Figure dataset records:
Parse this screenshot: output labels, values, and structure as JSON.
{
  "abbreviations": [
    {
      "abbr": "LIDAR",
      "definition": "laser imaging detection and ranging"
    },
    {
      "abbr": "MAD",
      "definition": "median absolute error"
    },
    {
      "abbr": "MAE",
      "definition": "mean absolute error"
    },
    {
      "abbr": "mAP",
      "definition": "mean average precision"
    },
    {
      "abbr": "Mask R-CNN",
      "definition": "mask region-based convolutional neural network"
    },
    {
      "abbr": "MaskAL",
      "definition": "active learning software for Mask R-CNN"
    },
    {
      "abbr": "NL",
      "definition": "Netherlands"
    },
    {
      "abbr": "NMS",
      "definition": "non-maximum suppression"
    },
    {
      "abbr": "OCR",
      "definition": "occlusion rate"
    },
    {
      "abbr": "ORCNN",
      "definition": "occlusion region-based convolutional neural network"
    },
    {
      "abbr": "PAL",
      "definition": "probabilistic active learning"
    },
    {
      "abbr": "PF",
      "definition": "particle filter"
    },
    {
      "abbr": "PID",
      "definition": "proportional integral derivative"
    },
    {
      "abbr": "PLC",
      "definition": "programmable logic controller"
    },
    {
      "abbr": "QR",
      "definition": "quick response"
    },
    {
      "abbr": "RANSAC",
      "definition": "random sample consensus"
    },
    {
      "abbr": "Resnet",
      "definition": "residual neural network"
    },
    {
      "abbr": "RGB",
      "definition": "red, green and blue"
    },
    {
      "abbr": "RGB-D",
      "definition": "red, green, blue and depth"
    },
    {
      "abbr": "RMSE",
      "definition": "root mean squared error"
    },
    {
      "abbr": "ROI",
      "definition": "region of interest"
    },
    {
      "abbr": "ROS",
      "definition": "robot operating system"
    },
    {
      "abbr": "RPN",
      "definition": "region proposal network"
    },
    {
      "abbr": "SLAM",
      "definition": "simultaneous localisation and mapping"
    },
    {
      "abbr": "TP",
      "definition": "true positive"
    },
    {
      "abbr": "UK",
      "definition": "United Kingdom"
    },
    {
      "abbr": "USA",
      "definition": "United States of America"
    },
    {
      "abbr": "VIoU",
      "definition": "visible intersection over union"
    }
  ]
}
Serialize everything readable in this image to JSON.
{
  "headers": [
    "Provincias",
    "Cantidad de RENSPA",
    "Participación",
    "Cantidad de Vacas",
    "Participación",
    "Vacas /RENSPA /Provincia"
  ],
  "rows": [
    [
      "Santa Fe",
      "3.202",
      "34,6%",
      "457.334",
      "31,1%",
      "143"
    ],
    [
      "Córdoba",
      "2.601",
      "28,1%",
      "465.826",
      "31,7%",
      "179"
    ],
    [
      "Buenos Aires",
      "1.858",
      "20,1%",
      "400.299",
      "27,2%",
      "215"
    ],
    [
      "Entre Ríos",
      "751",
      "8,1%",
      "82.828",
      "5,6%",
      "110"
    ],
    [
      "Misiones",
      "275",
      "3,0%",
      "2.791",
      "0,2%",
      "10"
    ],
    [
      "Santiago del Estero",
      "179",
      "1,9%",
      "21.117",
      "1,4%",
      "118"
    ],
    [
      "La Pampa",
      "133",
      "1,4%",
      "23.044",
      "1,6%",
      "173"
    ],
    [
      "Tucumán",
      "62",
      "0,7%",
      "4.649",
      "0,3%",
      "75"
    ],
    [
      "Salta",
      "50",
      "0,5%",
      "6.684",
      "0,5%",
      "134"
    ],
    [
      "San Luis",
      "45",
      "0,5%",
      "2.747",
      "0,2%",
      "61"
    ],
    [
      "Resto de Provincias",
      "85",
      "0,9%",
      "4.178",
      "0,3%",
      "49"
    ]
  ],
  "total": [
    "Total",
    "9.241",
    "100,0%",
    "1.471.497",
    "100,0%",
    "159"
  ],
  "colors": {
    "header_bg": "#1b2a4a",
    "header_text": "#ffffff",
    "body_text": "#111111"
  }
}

## [What you will do]
Using the data above, reproduce every line exactly.

## [Response below]
Parse this screenshot: output labels, values, and structure as JSON.
{
  "abbreviations": [
    {
      "abbr": "LIDAR",
      "definition": "laser imaging detection and ranging"
    },
    {
      "abbr": "MAD",
      "definition": "median absolute error"
    },
    {
      "abbr": "MAE",
      "definition": "mean absolute error"
    },
    {
      "abbr": "mAP",
      "definition": "mean average precision"
    },
    {
      "abbr": "Mask R-CNN",
      "definition": "mask region-based convolutional neural network"
    },
    {
      "abbr": "MaskAL",
      "definition": "active learning software for Mask R-CNN"
    },
    {
      "abbr": "NL",
      "definition": "Netherlands"
    },
    {
      "abbr": "NMS",
      "definition": "non-maximum suppression"
    },
    {
      "abbr": "OCR",
      "definition": "occlusion rate"
    },
    {
      "abbr": "ORCNN",
      "definition": "occlusion region-based convolutional neural network"
    },
    {
      "abbr": "PAL",
      "definition": "probabilistic active learning"
    },
    {
      "abbr": "PF",
      "definition": "particle filter"
    },
    {
      "abbr": "PID",
      "definition": "proportional integral derivative"
    },
    {
      "abbr": "PLC",
      "definition": "programmable logic controller"
    },
    {
      "abbr": "QR",
      "definition": "quick response"
    },
    {
      "abbr": "RANSAC",
      "definition": "random sample consensus"
    },
    {
      "abbr": "Resnet",
      "definition": "residual neural network"
    },
    {
      "abbr": "RGB",
      "definition": "red, green and blue"
    },
    {
      "abbr": "RGB-D",
      "definition": "red, green, blue and depth"
    },
    {
      "abbr": "RMSE",
      "definition": "root mean squared error"
    },
    {
      "abbr": "ROI",
      "definition": "region of interest"
    },
    {
      "abbr": "ROS",
      "definition": "robot operating system"
    },
    {
      "abbr": "RPN",
      "definition": "region proposal network"
    },
    {
      "abbr": "SLAM",
      "definition": "simultaneous localisation and mapping"
    },
    {
      "abbr": "TP",
      "definition": "true positive"
    },
    {
      "abbr": "UK",
      "definition": "United Kingdom"
    },
    {
      "abbr": "USA",
      "definition": "United States of America"
    },
    {
      "abbr": "VIoU",
      "definition": "visible intersection over union"
    }
  ]
}
Serialize everything readable in this image to JSON.
{
  "headers": [
    "Provincias",
    "Cantidad de RENSPA",
    "Participación",
    "Cantidad de Vacas",
    "Participación",
    "Vacas /RENSPA /Provincia"
  ],
  "rows": [
    [
      "Santa Fe",
      "3.202",
      "34,6%",
      "457.334",
      "31,1%",
      "143"
    ],
    [
      "Córdoba",
      "2.601",
      "28,1%",
      "465.826",
      "31,7%",
      "179"
    ],
    [
      "Buenos Aires",
      "1.858",
      "20,1%",
      "400.299",
      "27,2%",
      "215"
    ],
    [
      "Entre Ríos",
      "751",
      "8,1%",
      "82.828",
      "5,6%",
      "110"
    ],
    [
      "Misiones",
      "275",
      "3,0%",
      "2.791",
      "0,2%",
      "10"
    ],
    [
      "Santiago del Estero",
      "179",
      "1,9%",
      "21.117",
      "1,4%",
      "118"
    ],
    [
      "La Pampa",
      "133",
      "1,4%",
      "23.044",
      "1,6%",
      "173"
    ],
    [
      "Tucumán",
      "62",
      "0,7%",
      "4.649",
      "0,3%",
      "75"
    ],
    [
      "Salta",
      "50",
      "0,5%",
      "6.684",
      "0,5%",
      "134"
    ],
    [
      "San Luis",
      "45",
      "0,5%",
      "2.747",
      "0,2%",
      "61"
    ],
    [
      "Resto de Provincias",
      "85",
      "0,9%",
      "4.178",
      "0,3%",
      "49"
    ]
  ],
  "total": [
    "Total",
    "9.241",
    "100,0%",
    "1.471.497",
    "100,0%",
    "159"
  ],
  "colors": {
    "header_bg": "#1b2a4a",
    "header_text": "#ffffff",
    "body_text": "#111111"
  }
}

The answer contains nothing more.